#### [What you need to do]
Identify, in the records below, every line where the string "JSON" appears, and copy each such line.

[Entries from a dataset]
※

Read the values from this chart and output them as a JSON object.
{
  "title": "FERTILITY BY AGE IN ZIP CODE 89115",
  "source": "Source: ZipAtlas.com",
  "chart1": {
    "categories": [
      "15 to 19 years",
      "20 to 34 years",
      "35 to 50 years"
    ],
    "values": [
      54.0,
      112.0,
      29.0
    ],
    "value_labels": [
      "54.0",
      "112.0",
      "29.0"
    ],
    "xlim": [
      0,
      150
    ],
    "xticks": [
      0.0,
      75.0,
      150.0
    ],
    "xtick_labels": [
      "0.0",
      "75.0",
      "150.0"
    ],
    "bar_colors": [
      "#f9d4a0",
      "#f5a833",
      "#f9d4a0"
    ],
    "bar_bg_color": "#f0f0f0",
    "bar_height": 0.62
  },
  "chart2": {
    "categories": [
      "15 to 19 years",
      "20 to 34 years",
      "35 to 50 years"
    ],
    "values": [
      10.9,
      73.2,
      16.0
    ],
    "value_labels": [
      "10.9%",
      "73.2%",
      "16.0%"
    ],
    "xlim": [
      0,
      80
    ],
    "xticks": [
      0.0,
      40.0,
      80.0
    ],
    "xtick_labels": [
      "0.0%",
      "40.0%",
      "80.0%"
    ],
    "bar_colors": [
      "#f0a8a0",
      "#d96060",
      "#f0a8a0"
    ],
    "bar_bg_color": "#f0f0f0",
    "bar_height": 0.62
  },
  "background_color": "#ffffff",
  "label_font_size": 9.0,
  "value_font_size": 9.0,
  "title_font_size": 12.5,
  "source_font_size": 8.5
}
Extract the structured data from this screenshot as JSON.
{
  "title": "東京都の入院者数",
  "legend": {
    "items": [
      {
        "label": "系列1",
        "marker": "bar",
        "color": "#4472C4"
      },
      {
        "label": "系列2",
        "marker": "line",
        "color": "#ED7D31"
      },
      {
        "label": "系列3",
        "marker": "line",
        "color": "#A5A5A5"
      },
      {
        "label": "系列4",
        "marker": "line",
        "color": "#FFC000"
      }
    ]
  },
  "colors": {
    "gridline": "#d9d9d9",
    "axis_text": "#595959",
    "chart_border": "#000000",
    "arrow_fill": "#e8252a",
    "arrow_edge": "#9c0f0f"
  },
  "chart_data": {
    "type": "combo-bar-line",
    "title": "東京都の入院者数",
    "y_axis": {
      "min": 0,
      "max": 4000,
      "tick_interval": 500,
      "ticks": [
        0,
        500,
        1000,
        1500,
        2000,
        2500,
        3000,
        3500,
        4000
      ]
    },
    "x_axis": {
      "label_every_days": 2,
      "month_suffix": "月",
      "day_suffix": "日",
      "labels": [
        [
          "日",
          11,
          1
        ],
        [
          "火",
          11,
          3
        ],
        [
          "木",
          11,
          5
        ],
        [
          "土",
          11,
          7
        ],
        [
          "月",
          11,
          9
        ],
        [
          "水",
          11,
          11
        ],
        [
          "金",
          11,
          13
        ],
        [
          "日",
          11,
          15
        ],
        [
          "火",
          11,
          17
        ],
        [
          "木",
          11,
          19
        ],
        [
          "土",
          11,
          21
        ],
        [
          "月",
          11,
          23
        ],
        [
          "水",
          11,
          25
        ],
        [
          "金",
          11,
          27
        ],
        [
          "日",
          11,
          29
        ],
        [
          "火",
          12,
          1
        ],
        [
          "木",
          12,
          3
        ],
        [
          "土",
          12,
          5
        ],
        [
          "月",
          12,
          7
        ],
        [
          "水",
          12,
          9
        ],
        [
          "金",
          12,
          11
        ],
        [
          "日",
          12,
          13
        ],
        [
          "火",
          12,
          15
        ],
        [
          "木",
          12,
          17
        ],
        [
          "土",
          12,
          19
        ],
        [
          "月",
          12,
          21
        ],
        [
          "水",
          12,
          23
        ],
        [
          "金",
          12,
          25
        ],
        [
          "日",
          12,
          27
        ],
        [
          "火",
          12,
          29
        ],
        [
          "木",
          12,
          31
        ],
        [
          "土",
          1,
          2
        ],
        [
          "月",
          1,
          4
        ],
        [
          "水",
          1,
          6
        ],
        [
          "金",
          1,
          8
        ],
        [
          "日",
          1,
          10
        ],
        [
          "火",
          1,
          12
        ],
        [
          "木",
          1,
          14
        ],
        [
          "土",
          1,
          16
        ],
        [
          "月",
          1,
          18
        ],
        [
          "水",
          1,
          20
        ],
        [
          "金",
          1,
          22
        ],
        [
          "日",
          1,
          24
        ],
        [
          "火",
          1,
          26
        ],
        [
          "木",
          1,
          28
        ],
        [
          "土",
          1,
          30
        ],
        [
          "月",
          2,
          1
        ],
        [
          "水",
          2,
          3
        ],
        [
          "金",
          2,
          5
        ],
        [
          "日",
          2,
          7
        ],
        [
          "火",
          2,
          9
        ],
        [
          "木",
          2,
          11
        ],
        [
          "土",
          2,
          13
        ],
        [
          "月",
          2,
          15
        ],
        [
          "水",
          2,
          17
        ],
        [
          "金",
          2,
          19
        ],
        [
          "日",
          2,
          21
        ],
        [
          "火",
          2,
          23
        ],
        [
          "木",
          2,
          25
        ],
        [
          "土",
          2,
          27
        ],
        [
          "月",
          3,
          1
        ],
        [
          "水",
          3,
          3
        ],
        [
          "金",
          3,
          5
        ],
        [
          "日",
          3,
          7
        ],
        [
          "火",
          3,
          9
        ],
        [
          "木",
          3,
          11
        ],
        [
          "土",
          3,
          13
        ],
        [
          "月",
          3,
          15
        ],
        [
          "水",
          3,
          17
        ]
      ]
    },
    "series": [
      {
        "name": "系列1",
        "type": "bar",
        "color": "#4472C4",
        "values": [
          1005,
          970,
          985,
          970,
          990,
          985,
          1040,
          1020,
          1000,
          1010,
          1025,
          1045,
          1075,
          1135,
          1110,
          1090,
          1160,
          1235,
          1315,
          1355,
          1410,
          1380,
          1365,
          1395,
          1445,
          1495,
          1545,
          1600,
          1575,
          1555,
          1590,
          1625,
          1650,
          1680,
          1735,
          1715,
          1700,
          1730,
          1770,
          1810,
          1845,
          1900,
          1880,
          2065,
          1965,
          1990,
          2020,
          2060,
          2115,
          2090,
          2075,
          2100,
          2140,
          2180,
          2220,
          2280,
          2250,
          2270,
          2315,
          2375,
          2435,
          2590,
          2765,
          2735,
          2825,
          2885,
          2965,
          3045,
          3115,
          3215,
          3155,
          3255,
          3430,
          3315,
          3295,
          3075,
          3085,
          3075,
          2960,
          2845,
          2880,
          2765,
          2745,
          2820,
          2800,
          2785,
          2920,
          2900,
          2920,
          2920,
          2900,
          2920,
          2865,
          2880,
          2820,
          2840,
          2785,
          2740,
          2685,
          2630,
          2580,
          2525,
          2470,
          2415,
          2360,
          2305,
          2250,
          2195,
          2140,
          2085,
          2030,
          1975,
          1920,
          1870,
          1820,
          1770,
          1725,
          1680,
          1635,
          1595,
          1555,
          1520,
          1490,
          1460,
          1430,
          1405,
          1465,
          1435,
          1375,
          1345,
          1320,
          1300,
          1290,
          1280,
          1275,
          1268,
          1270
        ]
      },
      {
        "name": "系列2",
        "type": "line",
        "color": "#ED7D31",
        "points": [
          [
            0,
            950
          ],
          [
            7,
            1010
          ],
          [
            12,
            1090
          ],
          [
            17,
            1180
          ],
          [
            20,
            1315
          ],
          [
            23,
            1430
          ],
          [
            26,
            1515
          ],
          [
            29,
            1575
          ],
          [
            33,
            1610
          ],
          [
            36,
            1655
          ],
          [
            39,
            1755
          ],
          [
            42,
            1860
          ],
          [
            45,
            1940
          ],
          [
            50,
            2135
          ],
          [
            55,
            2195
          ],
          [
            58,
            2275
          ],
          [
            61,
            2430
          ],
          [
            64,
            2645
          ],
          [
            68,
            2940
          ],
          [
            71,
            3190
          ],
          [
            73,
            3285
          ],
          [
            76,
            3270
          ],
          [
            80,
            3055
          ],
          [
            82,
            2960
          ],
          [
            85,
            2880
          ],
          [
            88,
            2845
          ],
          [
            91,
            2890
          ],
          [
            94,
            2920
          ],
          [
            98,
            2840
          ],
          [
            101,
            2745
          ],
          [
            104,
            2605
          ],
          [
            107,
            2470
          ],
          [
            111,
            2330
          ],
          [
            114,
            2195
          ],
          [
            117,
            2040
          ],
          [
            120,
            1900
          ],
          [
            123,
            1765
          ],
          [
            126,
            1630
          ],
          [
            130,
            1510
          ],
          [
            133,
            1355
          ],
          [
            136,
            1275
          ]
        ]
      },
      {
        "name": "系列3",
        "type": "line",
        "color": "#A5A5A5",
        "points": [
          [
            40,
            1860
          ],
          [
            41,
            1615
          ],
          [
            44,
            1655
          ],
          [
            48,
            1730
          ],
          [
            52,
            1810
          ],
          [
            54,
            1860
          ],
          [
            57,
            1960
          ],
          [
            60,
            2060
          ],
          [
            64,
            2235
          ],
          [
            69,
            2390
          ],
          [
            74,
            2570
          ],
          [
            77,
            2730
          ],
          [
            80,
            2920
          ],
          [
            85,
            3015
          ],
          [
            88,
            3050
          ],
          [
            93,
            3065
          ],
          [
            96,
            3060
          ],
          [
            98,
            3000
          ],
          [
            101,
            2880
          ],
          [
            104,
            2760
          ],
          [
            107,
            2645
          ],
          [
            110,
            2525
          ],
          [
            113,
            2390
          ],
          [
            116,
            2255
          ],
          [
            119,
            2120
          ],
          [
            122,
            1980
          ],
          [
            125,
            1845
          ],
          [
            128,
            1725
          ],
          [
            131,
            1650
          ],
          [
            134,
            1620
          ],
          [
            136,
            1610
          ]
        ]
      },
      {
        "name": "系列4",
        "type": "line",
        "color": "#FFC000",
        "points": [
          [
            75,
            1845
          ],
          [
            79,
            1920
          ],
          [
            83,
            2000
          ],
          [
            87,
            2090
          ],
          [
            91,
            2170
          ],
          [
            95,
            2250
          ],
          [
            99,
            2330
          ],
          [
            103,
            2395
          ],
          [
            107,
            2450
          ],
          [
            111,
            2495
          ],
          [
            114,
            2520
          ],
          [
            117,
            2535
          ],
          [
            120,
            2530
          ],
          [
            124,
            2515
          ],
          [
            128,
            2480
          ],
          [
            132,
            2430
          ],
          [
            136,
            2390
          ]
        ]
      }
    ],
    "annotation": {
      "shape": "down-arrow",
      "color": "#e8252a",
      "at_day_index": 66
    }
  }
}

※

#### [Solution]
Read the values from this chart and output them as a JSON object.
Extract the structured data from this screenshot as JSON.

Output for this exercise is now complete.